Goal
Filter the records below and copy every line containing the word "histogram".

Extracted data

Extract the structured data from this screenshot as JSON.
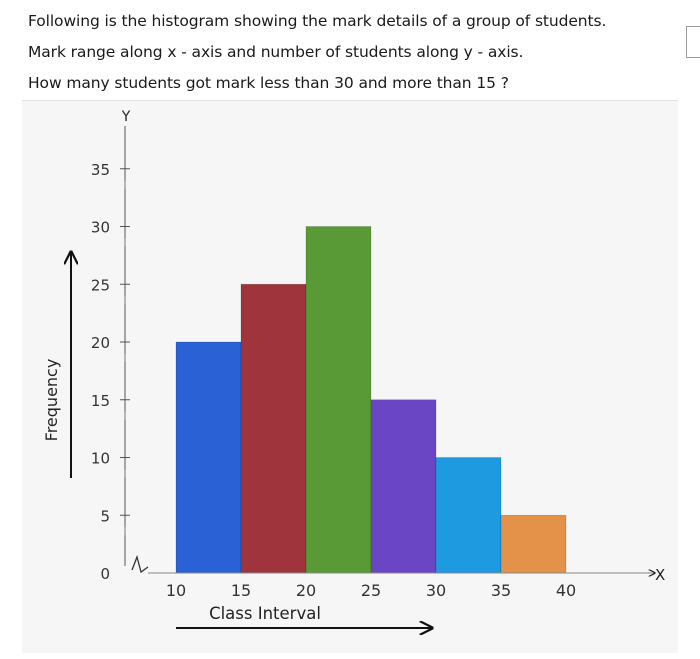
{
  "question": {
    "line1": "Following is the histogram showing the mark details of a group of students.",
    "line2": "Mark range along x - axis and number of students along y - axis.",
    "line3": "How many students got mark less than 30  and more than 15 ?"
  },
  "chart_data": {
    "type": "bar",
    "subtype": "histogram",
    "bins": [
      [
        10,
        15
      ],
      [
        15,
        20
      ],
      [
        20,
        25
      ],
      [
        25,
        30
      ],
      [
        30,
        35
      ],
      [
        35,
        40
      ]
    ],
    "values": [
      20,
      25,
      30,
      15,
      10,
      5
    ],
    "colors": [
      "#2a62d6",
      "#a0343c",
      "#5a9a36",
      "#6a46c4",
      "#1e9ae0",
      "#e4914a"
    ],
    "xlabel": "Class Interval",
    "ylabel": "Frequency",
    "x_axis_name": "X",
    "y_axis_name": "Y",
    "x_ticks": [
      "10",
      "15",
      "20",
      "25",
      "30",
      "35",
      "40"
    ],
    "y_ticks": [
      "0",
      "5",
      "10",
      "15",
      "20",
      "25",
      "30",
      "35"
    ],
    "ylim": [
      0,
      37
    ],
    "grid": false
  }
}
--
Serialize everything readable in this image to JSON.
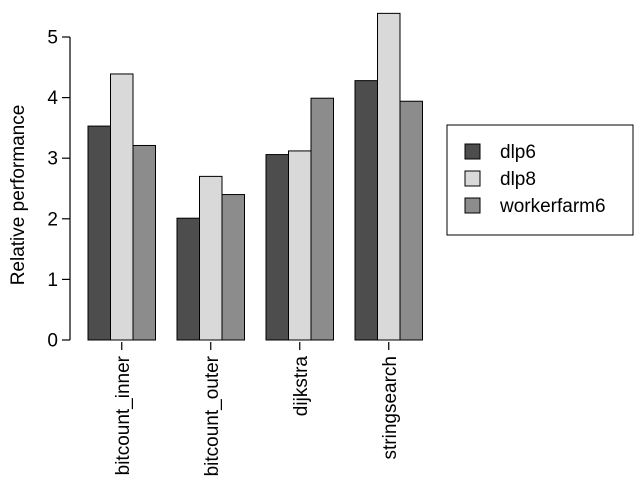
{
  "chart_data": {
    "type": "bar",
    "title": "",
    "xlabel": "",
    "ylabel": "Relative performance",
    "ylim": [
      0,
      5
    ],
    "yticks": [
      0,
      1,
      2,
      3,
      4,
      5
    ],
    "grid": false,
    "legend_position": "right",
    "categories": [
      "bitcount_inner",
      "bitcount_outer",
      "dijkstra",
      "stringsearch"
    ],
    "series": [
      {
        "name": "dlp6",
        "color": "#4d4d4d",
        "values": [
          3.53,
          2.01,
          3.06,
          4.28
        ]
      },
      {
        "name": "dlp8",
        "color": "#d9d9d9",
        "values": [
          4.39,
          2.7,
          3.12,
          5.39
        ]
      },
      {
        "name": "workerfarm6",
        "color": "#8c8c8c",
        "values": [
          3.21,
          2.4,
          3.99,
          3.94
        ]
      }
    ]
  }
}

Output of the task
    "line1": "Following is the histogram showing the mark details of a group of students.",
    "subtype": "histogram",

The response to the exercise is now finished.